• _What needs to be done_: Copy every line of the records below that holds the word "MISEC".

(A run of records)
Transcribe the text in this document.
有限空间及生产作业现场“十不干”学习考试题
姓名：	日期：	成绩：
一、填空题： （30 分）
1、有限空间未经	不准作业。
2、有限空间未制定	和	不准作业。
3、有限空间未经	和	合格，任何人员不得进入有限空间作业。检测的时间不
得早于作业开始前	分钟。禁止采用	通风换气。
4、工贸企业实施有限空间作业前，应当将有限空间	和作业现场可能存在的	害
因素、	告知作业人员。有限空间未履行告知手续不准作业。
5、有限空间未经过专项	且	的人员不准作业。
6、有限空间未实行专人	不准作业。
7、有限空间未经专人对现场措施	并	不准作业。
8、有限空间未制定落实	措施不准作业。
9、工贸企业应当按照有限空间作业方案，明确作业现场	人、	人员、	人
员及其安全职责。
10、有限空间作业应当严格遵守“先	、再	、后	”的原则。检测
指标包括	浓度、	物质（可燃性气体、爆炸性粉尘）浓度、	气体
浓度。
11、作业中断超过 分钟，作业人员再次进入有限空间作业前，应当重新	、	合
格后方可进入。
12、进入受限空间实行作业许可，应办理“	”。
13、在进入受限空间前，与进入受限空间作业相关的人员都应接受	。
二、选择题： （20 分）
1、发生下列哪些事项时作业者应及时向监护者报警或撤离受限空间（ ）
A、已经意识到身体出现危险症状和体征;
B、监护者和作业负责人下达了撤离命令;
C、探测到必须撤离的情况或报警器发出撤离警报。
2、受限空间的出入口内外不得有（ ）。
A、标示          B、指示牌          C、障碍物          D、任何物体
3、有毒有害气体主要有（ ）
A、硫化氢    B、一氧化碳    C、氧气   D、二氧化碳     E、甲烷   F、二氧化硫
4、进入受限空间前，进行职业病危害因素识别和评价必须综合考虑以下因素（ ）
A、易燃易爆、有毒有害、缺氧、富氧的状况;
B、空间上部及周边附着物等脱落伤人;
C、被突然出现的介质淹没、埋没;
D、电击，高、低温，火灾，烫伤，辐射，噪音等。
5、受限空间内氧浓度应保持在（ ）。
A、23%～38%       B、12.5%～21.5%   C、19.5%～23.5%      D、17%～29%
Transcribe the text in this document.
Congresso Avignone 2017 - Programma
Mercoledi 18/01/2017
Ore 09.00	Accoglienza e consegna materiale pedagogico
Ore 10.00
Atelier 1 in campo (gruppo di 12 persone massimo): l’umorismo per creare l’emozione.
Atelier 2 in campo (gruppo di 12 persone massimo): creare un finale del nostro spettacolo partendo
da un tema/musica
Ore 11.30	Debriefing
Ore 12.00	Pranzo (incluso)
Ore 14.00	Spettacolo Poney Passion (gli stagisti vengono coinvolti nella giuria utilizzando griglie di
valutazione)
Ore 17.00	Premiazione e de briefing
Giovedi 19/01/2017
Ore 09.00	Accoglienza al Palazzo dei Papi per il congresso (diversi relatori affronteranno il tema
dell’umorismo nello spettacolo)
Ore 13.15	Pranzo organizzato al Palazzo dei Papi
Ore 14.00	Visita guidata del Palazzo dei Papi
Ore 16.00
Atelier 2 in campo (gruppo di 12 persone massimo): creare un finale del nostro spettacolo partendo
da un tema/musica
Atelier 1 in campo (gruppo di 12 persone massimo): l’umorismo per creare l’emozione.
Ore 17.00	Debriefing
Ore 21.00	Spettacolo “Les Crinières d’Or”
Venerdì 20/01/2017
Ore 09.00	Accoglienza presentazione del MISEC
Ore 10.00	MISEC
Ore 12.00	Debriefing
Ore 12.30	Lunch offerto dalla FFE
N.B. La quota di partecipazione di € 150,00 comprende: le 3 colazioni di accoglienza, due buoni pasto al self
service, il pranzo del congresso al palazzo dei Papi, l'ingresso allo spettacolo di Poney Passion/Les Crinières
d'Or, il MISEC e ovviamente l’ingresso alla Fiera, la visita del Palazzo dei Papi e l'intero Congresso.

• _Response_:
Ore 09.00	Accoglienza presentazione del MISEC
Ore 10.00	MISEC
d'Or, il MISEC e ovviamente l’ingresso alla Fiera, la visita del Palazzo dei Papi e l'intero Congresso.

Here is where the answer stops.